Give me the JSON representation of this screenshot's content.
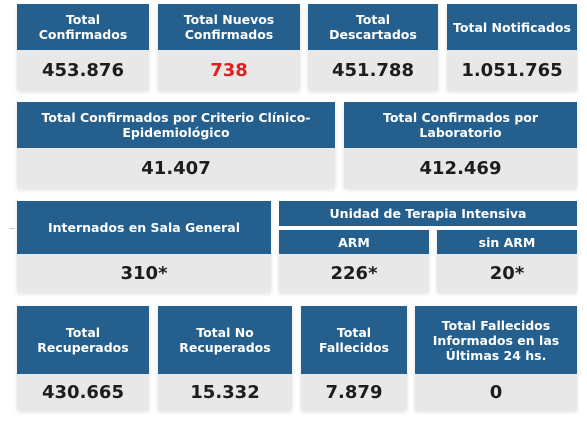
{
  "row1": [
    {
      "label": "Total\nConfirmados",
      "value": "453.876"
    },
    {
      "label": "Total Nuevos\nConfirmados",
      "value": "738"
    },
    {
      "label": "Total\nDescartados",
      "value": "451.788"
    },
    {
      "label": "Total Notificados",
      "value": "1.051.765"
    }
  ],
  "row2": [
    {
      "label": "Total Confirmados por Criterio Clínico-\nEpidemiológico",
      "value": "41.407"
    },
    {
      "label": "Total Confirmados por\nLaboratorio",
      "value": "412.469"
    }
  ],
  "row3": {
    "general": {
      "label": "Internados en Sala General",
      "value": "310*"
    },
    "uti_title": "Unidad de Terapia Intensiva",
    "arm": {
      "label": "ARM",
      "value": "226*"
    },
    "sin_arm": {
      "label": "sin ARM",
      "value": "20*"
    }
  },
  "row4": [
    {
      "label": "Total\nRecuperados",
      "value": "430.665"
    },
    {
      "label": "Total No\nRecuperados",
      "value": "15.332"
    },
    {
      "label": "Total\nFallecidos",
      "value": "7.879"
    },
    {
      "label": "Total Fallecidos\nInformados en las\nÚltimas 24 hs.",
      "value": "0"
    }
  ],
  "colors": {
    "header": "#245f8e",
    "value_bg": "#e8e8e8",
    "highlight": "#e02020"
  }
}
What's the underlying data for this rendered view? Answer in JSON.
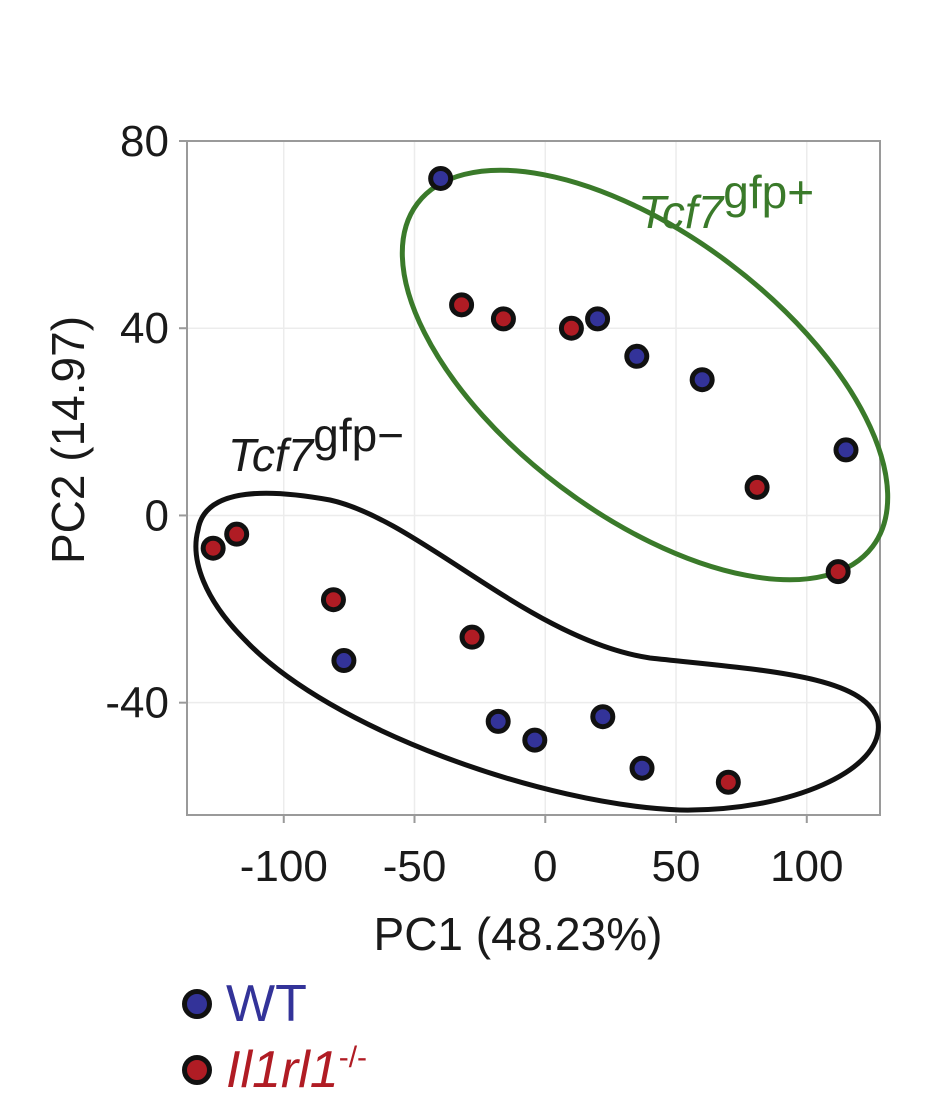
{
  "chart_data": {
    "type": "scatter",
    "xlabel": "PC1 (48.23%)",
    "ylabel": "PC2 (14.97)",
    "xticks": [
      -100,
      -50,
      0,
      50,
      100
    ],
    "yticks": [
      80,
      40,
      0,
      -40
    ],
    "xlim": [
      -137,
      128
    ],
    "ylim": [
      -64,
      80
    ],
    "grid": true,
    "legend_position": "bottom-left",
    "series": [
      {
        "name": "WT",
        "color": "#333399",
        "points": [
          {
            "x": -40,
            "y": 72
          },
          {
            "x": 20,
            "y": 42
          },
          {
            "x": 35,
            "y": 34
          },
          {
            "x": 60,
            "y": 29
          },
          {
            "x": 115,
            "y": 14
          },
          {
            "x": -77,
            "y": -31
          },
          {
            "x": -18,
            "y": -44
          },
          {
            "x": -4,
            "y": -48
          },
          {
            "x": 22,
            "y": -43
          },
          {
            "x": 37,
            "y": -54
          }
        ]
      },
      {
        "name": "Il1rl1-/-",
        "color": "#b01c24",
        "points": [
          {
            "x": -32,
            "y": 45
          },
          {
            "x": -16,
            "y": 42
          },
          {
            "x": 10,
            "y": 40
          },
          {
            "x": 81,
            "y": 6
          },
          {
            "x": 112,
            "y": -12
          },
          {
            "x": -127,
            "y": -7
          },
          {
            "x": -118,
            "y": -4
          },
          {
            "x": -81,
            "y": -18
          },
          {
            "x": -28,
            "y": -26
          },
          {
            "x": 70,
            "y": -57
          }
        ]
      }
    ],
    "annotations": [
      {
        "label": "Tcf7",
        "suffix": "gfp+",
        "color": "#3a7a2a"
      },
      {
        "label": "Tcf7",
        "suffix": "gfp−",
        "color": "#1a1a1a"
      }
    ]
  },
  "legend": {
    "wt_label": "WT",
    "ko_label_main": "Il1rl1",
    "ko_label_sup": "-/-",
    "wt_color": "#333399",
    "ko_color": "#b01c24"
  }
}
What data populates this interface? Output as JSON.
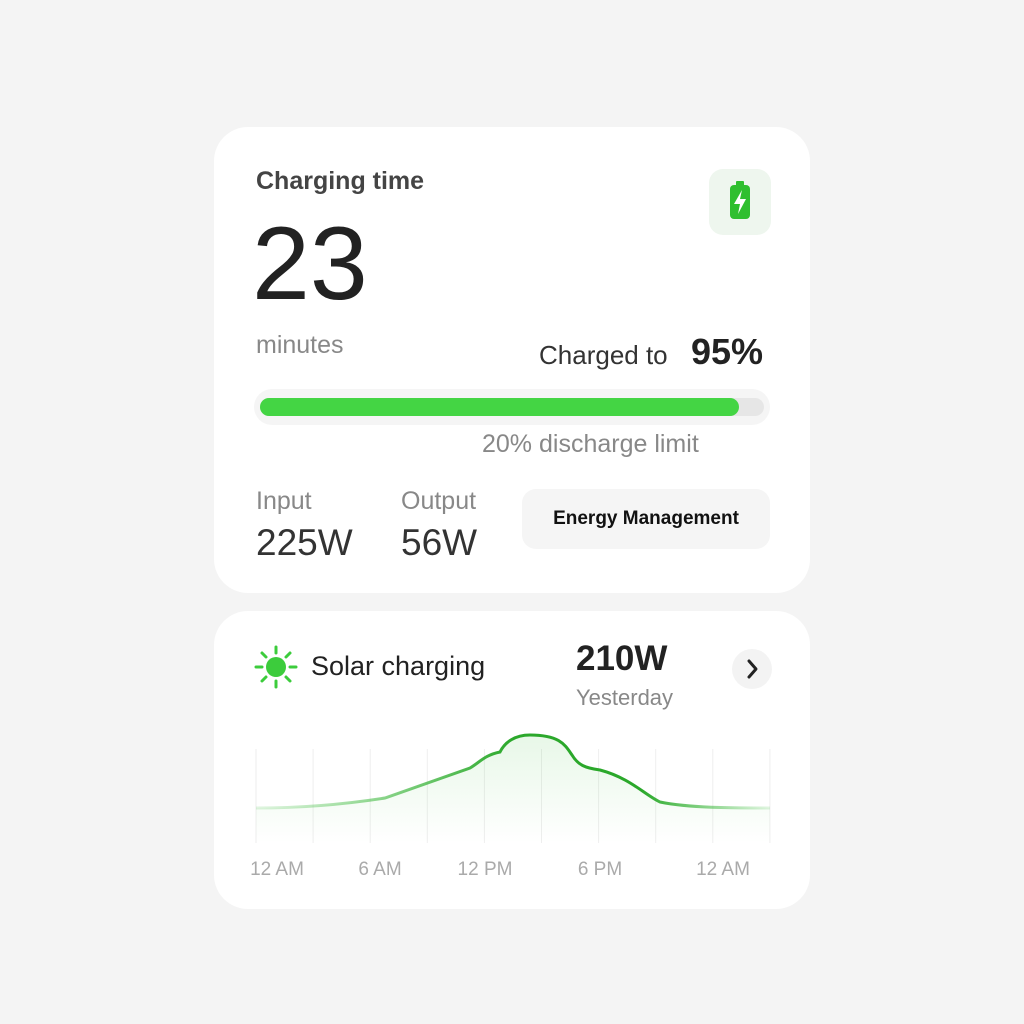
{
  "status_card": {
    "title": "Charging time",
    "time_value": "23",
    "time_unit": "minutes",
    "charged_label": "Charged to",
    "charged_percent": {
      "value": 95,
      "label": "95%"
    },
    "discharge_limit": "20% discharge limit",
    "input": {
      "label": "Input",
      "value": "225W"
    },
    "output": {
      "label": "Output",
      "value": "56W"
    },
    "button": "Energy Management"
  },
  "solar_card": {
    "title": "Solar charging",
    "power": "210W",
    "period": "Yesterday",
    "x_labels": [
      "12 AM",
      "6 AM",
      "12 PM",
      "6 PM",
      "12 AM"
    ]
  }
}
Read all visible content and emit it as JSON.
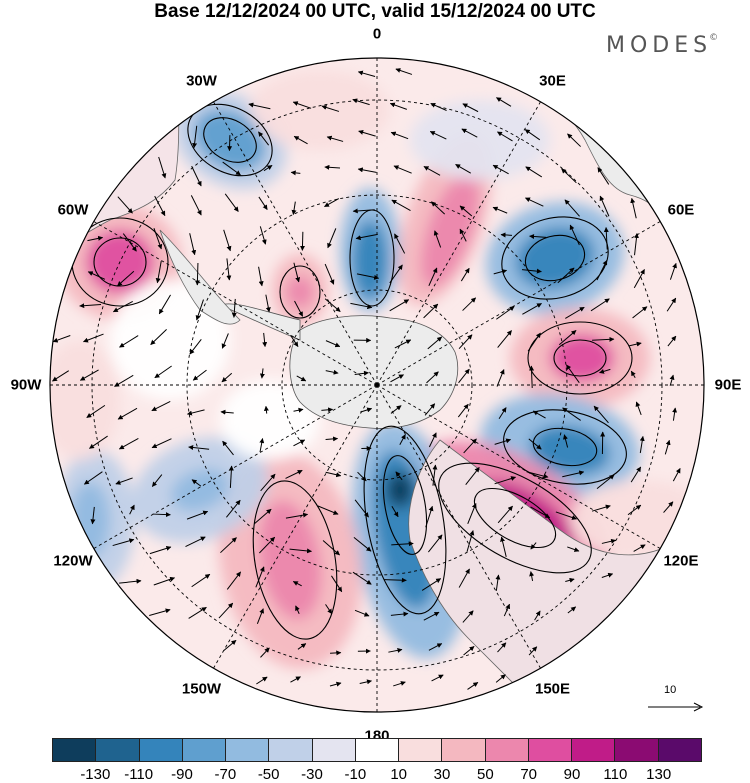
{
  "title": "Base 12/12/2024 00 UTC, valid 15/12/2024 00 UTC",
  "brand": "MODES",
  "brand_mark": "©",
  "longitude_labels": [
    "0",
    "30E",
    "60E",
    "90E",
    "120E",
    "150E",
    "180",
    "150W",
    "120W",
    "90W",
    "60W",
    "30W"
  ],
  "reference_vector_label": "10",
  "colorbar": {
    "colors": [
      "#0e3d5c",
      "#1f638f",
      "#3484bb",
      "#5f9fcf",
      "#92bbe0",
      "#c0d0e8",
      "#e4e4f0",
      "#ffffff",
      "#f9dede",
      "#f4b8c0",
      "#ec87ad",
      "#df4ea0",
      "#c01c88",
      "#8b0b72",
      "#5a0a6a"
    ],
    "tick_labels": [
      "-130",
      "-110",
      "-90",
      "-70",
      "-50",
      "-30",
      "-10",
      "10",
      "30",
      "50",
      "70",
      "90",
      "110",
      "130"
    ]
  },
  "map": {
    "projection": "south polar stereographic",
    "contours": [
      {
        "sign": "neg",
        "level": -70
      },
      {
        "sign": "neg",
        "level": -90
      },
      {
        "sign": "pos",
        "level": 90
      },
      {
        "sign": "pos",
        "level": 110
      }
    ]
  }
}
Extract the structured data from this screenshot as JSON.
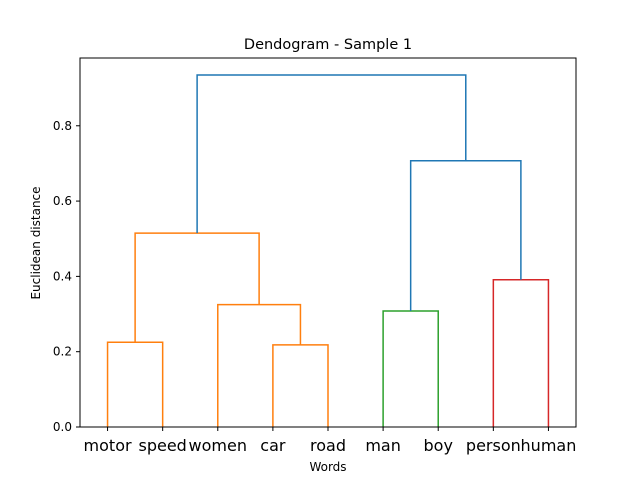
{
  "chart_data": {
    "type": "dendrogram",
    "title": "Dendogram - Sample 1",
    "xlabel": "Words",
    "ylabel": "Euclidean distance",
    "leaves": [
      "motor",
      "speed",
      "women",
      "car",
      "road",
      "man",
      "boy",
      "person",
      "human"
    ],
    "ylim": [
      0,
      0.98
    ],
    "yticks": [
      0.0,
      0.2,
      0.4,
      0.6,
      0.8
    ],
    "ytick_labels": [
      "0.0",
      "0.2",
      "0.4",
      "0.6",
      "0.8"
    ],
    "grid": false,
    "colors": {
      "orange": "#ff7f0e",
      "green": "#2ca02c",
      "red": "#d62728",
      "blue": "#1f77b4"
    },
    "links": [
      {
        "id": "motor-speed",
        "left": "motor",
        "right": "speed",
        "height": 0.225,
        "color": "#ff7f0e"
      },
      {
        "id": "car-road",
        "left": "car",
        "right": "road",
        "height": 0.218,
        "color": "#ff7f0e"
      },
      {
        "id": "women-carroad",
        "left": "women",
        "right": "car-road",
        "height": 0.325,
        "color": "#ff7f0e"
      },
      {
        "id": "ms-wcr",
        "left": "motor-speed",
        "right": "women-carroad",
        "height": 0.515,
        "color": "#ff7f0e"
      },
      {
        "id": "man-boy",
        "left": "man",
        "right": "boy",
        "height": 0.308,
        "color": "#2ca02c"
      },
      {
        "id": "person-human",
        "left": "person",
        "right": "human",
        "height": 0.391,
        "color": "#d62728"
      },
      {
        "id": "mb-ph",
        "left": "man-boy",
        "right": "person-human",
        "height": 0.707,
        "color": "#1f77b4"
      },
      {
        "id": "root",
        "left": "ms-wcr",
        "right": "mb-ph",
        "height": 0.935,
        "color": "#1f77b4"
      }
    ]
  }
}
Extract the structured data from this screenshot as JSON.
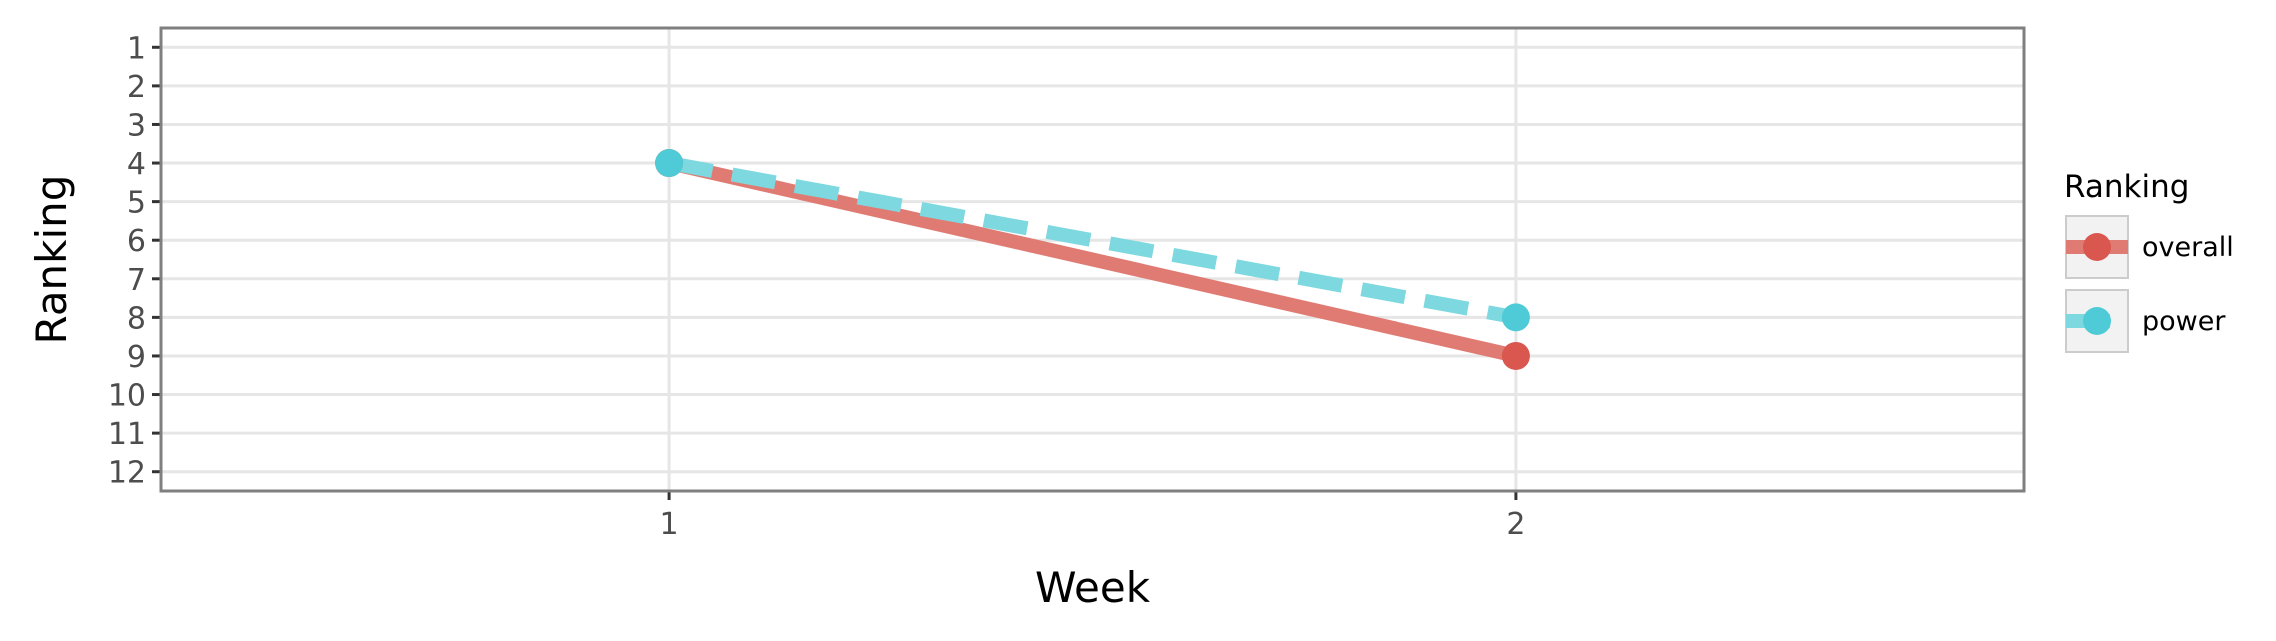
{
  "chart_data": {
    "type": "line",
    "xlabel": "Week",
    "ylabel": "Ranking",
    "x": [
      1,
      2
    ],
    "xlim": [
      0.4,
      2.6
    ],
    "ylim": [
      12.5,
      0.5
    ],
    "y_reversed": true,
    "x_ticks": [
      "1",
      "2"
    ],
    "y_ticks": [
      "1",
      "2",
      "3",
      "4",
      "5",
      "6",
      "7",
      "8",
      "9",
      "10",
      "11",
      "12"
    ],
    "grid": true,
    "legend": {
      "title": "Ranking",
      "position": "right"
    },
    "series": [
      {
        "name": "overall",
        "values": [
          4,
          9
        ],
        "color": "#e07b73",
        "point_color": "#d9574e",
        "line_style": "solid"
      },
      {
        "name": "power",
        "values": [
          4,
          8
        ],
        "color": "#7dd9df",
        "point_color": "#4ecbd6",
        "line_style": "dashed"
      }
    ]
  }
}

※ ※ ※

Instruction: Show the lines from the data above that contain the string "this".

Exercise result:
Give me the JSON representation of this screenshot's content.
What's the underlying data for this rendered view? Answer in JSON.
What data populates this interface? Output as JSON.
Extract the structured data from this screenshot as JSON.
Extract the structured data from this screenshot as JSON.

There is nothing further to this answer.